WHAT TO PRODUCE. Tally the lines in the listing below that contain "smoothed" and report the tally alone.

INPUT MATERIAL.
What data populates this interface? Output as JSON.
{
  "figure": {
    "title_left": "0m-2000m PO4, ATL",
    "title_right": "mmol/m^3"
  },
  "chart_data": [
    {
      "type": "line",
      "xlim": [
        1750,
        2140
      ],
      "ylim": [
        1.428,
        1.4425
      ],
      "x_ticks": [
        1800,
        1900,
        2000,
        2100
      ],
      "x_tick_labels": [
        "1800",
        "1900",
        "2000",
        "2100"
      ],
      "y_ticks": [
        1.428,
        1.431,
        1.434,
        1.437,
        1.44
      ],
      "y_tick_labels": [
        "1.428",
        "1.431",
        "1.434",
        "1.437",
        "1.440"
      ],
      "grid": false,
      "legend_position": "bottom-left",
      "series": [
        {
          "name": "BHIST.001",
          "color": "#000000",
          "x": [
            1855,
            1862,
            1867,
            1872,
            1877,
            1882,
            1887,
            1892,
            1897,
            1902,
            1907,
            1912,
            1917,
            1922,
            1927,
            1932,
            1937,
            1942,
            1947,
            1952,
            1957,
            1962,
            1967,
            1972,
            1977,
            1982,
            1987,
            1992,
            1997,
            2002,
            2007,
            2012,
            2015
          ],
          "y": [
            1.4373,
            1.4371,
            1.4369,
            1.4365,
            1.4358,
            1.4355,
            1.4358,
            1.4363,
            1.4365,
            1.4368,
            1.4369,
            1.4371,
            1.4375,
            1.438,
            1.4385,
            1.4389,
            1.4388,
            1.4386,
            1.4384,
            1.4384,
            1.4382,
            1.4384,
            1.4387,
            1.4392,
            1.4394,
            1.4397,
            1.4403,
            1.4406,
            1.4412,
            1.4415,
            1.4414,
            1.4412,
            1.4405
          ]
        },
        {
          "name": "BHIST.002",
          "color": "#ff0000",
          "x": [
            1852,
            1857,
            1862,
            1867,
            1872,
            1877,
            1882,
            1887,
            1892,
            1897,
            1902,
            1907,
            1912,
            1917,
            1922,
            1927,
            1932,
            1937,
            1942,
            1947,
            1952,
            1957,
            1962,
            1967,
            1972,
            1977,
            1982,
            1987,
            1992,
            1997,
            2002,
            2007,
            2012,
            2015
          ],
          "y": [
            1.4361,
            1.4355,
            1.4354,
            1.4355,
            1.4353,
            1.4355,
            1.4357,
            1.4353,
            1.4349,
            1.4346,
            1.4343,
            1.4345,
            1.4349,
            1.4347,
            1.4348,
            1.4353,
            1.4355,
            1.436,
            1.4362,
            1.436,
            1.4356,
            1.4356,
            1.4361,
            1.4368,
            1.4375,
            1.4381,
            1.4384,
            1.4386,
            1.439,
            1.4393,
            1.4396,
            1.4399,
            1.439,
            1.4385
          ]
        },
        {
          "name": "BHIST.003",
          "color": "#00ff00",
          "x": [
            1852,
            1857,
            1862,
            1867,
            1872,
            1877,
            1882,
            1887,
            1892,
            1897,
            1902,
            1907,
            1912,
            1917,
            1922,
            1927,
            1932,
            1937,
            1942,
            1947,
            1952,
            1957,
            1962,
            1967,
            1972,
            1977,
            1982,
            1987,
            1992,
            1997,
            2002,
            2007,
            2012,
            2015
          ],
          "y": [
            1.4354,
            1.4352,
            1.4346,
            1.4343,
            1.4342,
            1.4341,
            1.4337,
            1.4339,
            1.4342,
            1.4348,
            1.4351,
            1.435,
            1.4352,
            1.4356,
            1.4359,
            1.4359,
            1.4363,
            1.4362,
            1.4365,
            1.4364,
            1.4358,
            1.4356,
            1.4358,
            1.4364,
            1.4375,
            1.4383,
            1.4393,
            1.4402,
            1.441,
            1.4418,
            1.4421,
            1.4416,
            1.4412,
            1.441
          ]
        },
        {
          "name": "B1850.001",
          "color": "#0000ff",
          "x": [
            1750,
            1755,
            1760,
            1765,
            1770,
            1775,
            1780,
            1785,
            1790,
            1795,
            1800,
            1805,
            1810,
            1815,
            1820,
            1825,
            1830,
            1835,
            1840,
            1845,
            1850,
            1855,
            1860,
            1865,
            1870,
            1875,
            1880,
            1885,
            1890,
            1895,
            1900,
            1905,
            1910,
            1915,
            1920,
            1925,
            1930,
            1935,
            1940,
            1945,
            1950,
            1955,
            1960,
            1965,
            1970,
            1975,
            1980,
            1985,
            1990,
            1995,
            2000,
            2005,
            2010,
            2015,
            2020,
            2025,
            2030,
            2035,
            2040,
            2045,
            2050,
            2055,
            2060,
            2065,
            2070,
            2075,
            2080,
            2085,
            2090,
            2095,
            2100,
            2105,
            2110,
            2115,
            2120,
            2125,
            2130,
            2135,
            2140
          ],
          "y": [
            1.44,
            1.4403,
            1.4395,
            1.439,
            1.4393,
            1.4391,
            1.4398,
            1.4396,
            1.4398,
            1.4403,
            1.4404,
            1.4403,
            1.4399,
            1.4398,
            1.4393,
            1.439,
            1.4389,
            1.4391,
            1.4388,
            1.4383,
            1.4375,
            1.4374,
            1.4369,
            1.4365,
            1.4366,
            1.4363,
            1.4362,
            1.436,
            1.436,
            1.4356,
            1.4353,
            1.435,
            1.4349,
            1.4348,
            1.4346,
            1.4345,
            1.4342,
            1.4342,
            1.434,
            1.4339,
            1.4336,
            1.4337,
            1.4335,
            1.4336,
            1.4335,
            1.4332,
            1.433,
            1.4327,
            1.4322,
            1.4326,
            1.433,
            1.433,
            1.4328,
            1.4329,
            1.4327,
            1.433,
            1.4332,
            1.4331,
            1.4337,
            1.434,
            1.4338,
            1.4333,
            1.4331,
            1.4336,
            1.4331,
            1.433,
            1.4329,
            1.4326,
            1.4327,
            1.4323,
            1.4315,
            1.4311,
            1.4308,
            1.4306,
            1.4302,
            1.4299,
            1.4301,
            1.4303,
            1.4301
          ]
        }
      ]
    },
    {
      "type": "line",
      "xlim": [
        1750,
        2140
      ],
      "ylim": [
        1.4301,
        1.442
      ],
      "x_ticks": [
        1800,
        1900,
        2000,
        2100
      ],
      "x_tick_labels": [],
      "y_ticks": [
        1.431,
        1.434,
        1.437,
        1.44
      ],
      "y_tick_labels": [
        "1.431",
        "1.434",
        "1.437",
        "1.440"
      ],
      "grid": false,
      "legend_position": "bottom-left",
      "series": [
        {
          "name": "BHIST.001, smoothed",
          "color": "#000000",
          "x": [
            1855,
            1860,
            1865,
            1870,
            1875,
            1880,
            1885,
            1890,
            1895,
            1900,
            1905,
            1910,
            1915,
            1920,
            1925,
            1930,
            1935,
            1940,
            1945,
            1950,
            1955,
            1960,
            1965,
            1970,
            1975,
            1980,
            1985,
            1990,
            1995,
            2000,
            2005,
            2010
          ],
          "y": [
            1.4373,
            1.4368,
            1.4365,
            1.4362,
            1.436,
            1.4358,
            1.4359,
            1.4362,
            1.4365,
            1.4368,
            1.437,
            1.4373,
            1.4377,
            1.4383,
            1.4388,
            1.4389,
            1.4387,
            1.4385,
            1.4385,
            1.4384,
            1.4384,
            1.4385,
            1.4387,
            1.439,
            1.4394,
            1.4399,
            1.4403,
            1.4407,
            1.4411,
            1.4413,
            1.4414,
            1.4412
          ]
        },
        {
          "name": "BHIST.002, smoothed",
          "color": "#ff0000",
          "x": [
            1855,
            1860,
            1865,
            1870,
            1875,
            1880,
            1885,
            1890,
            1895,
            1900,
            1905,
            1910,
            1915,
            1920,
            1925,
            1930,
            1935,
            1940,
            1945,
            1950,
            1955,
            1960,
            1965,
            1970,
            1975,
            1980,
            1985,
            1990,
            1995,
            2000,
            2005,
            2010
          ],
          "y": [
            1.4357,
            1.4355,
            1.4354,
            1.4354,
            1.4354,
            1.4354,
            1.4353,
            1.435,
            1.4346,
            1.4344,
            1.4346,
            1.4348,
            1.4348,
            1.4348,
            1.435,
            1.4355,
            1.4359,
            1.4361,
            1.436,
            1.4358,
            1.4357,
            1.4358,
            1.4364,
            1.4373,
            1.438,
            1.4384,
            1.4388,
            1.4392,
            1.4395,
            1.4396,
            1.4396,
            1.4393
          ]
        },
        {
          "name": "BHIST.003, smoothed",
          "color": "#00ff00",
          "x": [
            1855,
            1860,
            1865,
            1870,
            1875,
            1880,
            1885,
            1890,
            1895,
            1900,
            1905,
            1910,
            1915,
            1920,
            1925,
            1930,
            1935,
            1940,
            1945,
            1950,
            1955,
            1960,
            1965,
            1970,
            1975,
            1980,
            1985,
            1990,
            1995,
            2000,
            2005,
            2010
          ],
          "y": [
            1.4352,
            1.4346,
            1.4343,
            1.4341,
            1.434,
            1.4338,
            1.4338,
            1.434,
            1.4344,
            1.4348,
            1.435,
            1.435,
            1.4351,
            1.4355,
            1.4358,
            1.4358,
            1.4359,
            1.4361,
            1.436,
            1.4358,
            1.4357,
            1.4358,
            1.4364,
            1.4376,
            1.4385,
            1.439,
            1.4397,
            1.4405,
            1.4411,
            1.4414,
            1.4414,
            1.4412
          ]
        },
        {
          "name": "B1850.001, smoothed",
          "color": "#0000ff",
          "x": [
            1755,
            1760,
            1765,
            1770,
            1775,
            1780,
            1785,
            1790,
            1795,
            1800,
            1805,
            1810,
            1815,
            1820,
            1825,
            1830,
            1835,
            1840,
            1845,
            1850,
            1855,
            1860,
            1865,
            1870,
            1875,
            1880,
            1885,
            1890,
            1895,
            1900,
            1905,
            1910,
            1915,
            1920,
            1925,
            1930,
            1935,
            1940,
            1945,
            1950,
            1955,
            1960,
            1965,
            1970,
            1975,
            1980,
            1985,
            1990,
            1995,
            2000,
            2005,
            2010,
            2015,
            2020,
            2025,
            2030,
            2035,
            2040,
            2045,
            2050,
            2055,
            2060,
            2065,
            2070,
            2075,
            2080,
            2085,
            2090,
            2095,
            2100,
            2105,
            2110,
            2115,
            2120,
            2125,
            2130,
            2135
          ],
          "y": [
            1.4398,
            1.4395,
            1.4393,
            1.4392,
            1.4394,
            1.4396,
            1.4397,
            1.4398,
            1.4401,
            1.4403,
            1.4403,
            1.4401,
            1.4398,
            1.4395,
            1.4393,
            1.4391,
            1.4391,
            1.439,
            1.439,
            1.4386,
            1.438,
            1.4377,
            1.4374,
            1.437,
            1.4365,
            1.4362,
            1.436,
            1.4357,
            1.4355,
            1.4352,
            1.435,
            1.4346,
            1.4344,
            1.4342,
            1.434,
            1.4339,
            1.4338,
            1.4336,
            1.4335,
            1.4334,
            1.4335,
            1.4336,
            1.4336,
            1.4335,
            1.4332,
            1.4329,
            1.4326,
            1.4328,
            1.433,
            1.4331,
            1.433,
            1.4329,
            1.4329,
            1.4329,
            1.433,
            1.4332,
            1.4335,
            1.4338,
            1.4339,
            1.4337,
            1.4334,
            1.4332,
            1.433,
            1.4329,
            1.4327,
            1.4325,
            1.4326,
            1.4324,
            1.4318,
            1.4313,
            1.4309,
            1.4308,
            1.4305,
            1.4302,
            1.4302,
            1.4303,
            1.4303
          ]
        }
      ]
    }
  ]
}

SOLUTION TO THIS PROBLEM. 4